··· Data to use

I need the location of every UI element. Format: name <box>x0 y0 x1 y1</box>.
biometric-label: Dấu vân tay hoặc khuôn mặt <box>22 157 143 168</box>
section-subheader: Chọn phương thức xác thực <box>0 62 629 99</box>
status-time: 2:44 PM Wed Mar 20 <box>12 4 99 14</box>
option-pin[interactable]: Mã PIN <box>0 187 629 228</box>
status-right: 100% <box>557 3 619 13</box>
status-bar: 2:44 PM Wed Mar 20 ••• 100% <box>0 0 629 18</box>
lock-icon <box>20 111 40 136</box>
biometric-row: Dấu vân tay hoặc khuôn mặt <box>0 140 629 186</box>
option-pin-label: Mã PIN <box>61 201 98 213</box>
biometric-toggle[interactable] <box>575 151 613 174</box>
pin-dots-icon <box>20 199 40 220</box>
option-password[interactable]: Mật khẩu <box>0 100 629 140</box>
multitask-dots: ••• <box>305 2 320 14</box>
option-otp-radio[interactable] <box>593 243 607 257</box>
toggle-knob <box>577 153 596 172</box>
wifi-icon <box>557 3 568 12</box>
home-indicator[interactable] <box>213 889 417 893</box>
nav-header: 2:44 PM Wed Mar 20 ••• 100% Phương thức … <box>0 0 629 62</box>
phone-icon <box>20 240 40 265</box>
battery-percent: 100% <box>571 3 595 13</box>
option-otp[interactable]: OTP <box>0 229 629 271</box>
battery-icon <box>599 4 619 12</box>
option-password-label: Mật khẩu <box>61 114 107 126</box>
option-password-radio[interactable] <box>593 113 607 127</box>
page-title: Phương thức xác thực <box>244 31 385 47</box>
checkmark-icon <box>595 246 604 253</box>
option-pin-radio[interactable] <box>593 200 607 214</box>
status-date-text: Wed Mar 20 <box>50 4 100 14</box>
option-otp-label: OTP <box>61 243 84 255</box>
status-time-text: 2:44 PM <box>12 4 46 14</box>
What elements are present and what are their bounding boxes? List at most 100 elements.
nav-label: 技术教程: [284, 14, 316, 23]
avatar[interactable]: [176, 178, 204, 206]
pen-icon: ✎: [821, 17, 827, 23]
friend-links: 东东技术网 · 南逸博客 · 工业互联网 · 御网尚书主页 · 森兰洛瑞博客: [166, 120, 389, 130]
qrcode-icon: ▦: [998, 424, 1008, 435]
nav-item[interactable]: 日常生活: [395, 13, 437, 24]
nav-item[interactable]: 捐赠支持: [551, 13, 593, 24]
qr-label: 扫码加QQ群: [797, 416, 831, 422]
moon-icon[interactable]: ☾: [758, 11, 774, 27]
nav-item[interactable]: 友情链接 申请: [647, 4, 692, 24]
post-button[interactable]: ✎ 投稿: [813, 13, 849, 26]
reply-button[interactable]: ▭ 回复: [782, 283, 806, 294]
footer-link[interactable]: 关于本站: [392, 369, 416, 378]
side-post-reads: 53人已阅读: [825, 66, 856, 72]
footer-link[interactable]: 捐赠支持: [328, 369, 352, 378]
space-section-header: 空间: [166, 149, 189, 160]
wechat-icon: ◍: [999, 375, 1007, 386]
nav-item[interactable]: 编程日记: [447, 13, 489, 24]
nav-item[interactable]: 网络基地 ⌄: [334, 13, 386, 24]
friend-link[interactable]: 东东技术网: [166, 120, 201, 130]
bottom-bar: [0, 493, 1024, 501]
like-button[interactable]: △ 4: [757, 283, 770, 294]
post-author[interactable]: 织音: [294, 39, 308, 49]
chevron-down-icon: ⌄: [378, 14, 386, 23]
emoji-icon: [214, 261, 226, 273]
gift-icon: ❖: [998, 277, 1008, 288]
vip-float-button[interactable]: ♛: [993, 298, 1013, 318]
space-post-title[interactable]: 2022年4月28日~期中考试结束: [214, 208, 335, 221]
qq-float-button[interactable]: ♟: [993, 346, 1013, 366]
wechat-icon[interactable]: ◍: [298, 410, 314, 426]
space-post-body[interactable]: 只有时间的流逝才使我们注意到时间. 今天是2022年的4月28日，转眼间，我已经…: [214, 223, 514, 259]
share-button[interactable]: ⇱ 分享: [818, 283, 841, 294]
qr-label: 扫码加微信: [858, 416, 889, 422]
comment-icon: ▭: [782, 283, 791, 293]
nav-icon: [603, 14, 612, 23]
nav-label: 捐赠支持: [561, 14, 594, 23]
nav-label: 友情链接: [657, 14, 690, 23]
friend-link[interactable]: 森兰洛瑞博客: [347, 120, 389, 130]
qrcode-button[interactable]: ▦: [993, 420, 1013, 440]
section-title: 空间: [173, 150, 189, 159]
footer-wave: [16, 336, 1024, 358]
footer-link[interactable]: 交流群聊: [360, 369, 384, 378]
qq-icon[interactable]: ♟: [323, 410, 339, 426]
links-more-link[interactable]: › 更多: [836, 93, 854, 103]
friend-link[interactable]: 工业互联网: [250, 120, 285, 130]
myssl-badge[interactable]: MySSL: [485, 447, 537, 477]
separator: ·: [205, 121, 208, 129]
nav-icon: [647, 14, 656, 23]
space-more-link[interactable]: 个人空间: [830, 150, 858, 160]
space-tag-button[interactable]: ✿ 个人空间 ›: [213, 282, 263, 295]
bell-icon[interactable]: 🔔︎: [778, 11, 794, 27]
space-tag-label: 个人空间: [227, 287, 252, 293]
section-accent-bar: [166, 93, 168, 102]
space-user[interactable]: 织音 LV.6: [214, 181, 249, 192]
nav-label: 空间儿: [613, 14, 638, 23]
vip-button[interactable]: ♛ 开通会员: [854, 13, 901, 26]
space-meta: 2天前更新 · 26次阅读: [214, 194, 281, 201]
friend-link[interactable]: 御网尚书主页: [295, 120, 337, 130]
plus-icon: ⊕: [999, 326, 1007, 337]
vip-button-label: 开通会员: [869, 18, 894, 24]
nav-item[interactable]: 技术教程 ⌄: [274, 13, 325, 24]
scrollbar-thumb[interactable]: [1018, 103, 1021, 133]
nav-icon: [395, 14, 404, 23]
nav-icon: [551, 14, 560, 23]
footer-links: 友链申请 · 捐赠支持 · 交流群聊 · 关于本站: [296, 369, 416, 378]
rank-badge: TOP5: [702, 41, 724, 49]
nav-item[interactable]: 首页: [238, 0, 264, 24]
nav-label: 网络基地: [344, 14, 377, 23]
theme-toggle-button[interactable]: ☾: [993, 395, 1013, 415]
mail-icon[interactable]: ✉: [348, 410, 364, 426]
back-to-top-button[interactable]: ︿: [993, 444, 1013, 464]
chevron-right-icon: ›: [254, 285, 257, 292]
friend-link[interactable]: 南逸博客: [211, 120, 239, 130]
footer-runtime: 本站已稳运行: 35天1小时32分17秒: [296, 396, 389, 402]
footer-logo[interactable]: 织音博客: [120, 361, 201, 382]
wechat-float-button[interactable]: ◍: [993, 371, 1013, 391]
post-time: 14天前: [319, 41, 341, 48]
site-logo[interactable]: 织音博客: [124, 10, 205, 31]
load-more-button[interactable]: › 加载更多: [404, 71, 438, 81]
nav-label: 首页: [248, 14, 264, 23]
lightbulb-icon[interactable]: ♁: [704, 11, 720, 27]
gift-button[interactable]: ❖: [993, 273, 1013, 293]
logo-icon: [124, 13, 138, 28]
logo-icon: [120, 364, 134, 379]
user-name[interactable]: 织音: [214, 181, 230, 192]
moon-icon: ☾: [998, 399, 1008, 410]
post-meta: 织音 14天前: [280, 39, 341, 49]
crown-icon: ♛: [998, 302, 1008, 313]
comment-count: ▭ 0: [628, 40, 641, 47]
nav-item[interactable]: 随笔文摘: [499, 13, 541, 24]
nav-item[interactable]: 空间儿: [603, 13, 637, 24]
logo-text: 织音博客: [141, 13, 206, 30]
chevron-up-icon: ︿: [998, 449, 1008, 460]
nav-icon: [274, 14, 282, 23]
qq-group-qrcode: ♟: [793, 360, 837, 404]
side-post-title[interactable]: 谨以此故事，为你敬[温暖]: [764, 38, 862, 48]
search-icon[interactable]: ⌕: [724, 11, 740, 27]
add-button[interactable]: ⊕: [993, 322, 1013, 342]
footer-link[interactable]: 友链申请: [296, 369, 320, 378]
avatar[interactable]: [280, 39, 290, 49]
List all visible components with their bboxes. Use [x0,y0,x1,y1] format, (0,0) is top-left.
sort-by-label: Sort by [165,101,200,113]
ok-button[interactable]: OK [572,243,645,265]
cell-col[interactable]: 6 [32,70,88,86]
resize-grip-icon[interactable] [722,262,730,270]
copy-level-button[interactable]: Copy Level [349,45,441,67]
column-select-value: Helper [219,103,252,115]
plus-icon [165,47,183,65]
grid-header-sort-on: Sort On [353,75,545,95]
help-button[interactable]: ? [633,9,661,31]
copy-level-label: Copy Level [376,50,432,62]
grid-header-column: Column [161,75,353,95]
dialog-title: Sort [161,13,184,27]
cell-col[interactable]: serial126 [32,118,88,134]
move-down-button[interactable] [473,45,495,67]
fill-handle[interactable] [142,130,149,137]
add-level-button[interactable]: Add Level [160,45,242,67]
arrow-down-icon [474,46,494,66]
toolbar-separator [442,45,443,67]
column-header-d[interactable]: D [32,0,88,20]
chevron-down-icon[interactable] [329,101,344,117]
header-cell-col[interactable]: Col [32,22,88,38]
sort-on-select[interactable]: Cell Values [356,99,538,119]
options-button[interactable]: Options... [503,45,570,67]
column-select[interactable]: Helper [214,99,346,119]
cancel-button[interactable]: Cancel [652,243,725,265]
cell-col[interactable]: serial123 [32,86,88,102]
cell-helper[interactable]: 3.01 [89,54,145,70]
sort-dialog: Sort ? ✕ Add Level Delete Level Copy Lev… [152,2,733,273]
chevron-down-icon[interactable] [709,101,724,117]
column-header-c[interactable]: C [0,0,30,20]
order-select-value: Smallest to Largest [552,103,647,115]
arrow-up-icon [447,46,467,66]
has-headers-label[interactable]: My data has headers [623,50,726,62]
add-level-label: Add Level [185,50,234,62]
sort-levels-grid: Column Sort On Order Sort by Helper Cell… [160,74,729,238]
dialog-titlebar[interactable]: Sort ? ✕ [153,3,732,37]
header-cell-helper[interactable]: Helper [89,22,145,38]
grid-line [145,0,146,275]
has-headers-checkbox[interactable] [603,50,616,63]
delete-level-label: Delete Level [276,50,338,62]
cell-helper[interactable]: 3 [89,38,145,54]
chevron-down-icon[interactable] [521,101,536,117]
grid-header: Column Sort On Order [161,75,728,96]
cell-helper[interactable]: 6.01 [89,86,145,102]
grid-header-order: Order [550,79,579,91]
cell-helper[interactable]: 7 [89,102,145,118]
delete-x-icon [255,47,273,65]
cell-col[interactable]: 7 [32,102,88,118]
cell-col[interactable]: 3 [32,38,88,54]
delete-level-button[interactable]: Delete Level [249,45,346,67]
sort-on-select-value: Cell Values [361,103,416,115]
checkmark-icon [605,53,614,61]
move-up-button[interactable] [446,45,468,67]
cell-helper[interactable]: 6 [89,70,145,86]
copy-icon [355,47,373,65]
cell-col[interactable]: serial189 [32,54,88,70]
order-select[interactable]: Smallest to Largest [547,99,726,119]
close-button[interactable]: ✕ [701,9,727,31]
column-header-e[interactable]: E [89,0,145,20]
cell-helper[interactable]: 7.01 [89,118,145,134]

······

**What you are asked to do**
Please print the items from their first line through the line that contains "status-time-text: 2:44 PM", both included, with every line unchanged.

**Exercise result**
I need the location of every UI element. Format: name <box>x0 y0 x1 y1</box>.
biometric-label: Dấu vân tay hoặc khuôn mặt <box>22 157 143 168</box>
section-subheader: Chọn phương thức xác thực <box>0 62 629 99</box>
status-time: 2:44 PM Wed Mar 20 <box>12 4 99 14</box>
option-pin[interactable]: Mã PIN <box>0 187 629 228</box>
status-right: 100% <box>557 3 619 13</box>
status-bar: 2:44 PM Wed Mar 20 ••• 100% <box>0 0 629 18</box>
lock-icon <box>20 111 40 136</box>
biometric-row: Dấu vân tay hoặc khuôn mặt <box>0 140 629 186</box>
option-pin-label: Mã PIN <box>61 201 98 213</box>
biometric-toggle[interactable] <box>575 151 613 174</box>
pin-dots-icon <box>20 199 40 220</box>
option-password[interactable]: Mật khẩu <box>0 100 629 140</box>
multitask-dots: ••• <box>305 2 320 14</box>
option-otp-radio[interactable] <box>593 243 607 257</box>
toggle-knob <box>577 153 596 172</box>
wifi-icon <box>557 3 568 12</box>
home-indicator[interactable] <box>213 889 417 893</box>
nav-header: 2:44 PM Wed Mar 20 ••• 100% Phương thức … <box>0 0 629 62</box>
phone-icon <box>20 240 40 265</box>
battery-percent: 100% <box>571 3 595 13</box>
option-otp[interactable]: OTP <box>0 229 629 271</box>
battery-icon <box>599 4 619 12</box>
option-password-label: Mật khẩu <box>61 114 107 126</box>
option-password-radio[interactable] <box>593 113 607 127</box>
page-title: Phương thức xác thực <box>244 31 385 47</box>
checkmark-icon <box>595 246 604 253</box>
option-pin-radio[interactable] <box>593 200 607 214</box>
status-date-text: Wed Mar 20 <box>50 4 100 14</box>
option-otp-label: OTP <box>61 243 84 255</box>
status-time-text: 2:44 PM <box>12 4 46 14</box>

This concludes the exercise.